**EXERCISE PROMPT**
In the listing below, how many lines contain the word "Aeckern"? Please respond with the number only.

** start of MATERIAL FOR THIS EXERCISE **

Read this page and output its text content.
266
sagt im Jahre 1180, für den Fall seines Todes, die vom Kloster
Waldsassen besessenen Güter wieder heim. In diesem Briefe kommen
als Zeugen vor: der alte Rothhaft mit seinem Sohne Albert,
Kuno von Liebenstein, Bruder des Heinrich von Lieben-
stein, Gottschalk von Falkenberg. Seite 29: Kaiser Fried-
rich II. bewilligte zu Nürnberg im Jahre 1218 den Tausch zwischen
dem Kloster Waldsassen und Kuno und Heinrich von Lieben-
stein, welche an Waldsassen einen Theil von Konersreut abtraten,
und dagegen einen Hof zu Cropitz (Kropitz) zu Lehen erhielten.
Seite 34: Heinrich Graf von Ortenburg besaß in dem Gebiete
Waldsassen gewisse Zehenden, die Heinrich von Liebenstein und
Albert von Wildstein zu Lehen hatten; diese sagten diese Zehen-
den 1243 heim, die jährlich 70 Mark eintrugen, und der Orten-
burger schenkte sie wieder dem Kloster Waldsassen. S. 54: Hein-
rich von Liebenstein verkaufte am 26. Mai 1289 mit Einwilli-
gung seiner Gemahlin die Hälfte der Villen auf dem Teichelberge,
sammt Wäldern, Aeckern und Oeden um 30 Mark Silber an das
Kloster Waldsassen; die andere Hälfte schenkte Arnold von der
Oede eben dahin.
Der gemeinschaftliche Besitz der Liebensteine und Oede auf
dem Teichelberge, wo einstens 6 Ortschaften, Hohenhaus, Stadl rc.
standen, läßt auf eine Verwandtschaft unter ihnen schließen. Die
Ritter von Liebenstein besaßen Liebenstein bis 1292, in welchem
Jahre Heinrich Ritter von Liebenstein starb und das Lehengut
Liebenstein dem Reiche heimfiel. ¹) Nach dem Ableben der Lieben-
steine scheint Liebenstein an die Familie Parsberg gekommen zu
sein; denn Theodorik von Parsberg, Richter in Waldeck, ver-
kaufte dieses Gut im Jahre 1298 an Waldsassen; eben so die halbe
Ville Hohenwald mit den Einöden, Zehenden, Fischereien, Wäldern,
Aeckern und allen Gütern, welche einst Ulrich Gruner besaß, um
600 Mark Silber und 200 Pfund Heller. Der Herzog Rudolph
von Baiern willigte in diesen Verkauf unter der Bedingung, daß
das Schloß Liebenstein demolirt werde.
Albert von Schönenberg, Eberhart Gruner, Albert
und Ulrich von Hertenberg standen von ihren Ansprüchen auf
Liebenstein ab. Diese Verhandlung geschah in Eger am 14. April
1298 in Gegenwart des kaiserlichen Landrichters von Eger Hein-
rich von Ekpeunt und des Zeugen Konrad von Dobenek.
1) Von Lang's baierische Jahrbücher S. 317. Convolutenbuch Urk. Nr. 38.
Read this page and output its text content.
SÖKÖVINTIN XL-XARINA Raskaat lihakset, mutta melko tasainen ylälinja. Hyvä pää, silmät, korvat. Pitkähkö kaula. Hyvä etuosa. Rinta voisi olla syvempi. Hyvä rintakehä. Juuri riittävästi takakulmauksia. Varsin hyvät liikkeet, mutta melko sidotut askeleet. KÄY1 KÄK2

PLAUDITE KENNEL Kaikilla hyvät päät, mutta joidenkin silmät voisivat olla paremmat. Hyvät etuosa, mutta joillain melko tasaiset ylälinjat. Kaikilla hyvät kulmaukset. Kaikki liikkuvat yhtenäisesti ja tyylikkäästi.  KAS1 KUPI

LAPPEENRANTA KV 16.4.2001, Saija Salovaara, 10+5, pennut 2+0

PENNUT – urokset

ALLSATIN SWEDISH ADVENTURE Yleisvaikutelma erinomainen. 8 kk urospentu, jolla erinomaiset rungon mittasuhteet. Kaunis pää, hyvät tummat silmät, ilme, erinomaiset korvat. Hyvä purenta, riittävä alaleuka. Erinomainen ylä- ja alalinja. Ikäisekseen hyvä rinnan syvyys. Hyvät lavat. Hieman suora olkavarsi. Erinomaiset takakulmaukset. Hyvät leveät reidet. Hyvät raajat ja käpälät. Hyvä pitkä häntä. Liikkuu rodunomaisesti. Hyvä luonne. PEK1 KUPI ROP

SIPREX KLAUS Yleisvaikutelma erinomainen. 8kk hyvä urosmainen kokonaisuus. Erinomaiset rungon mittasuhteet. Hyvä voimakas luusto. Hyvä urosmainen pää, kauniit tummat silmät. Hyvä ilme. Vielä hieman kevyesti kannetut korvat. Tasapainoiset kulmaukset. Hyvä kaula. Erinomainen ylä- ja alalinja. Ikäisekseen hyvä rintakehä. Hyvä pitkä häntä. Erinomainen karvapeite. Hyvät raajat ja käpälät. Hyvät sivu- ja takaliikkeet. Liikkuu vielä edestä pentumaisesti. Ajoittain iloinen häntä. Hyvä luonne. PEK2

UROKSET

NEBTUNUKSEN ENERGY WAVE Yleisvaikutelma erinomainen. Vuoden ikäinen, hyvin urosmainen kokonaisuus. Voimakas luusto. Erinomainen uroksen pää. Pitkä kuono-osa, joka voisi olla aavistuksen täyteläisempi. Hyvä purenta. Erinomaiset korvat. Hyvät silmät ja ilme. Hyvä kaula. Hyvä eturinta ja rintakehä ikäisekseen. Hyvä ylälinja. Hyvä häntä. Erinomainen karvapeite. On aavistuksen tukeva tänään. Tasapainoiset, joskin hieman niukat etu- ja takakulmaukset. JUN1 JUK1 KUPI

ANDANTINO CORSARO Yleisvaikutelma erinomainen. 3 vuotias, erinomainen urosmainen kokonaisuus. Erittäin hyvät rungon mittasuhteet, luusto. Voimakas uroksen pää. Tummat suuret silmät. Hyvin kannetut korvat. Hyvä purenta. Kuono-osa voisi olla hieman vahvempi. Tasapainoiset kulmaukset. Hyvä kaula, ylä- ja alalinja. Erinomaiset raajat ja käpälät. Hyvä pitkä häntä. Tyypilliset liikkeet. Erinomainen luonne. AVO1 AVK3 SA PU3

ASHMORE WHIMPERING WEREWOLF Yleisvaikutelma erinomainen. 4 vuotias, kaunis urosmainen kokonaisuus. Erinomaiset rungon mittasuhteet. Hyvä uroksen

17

** end of MATERIAL FOR THIS EXERCISE **

**EXERCISE OUTPUT**
2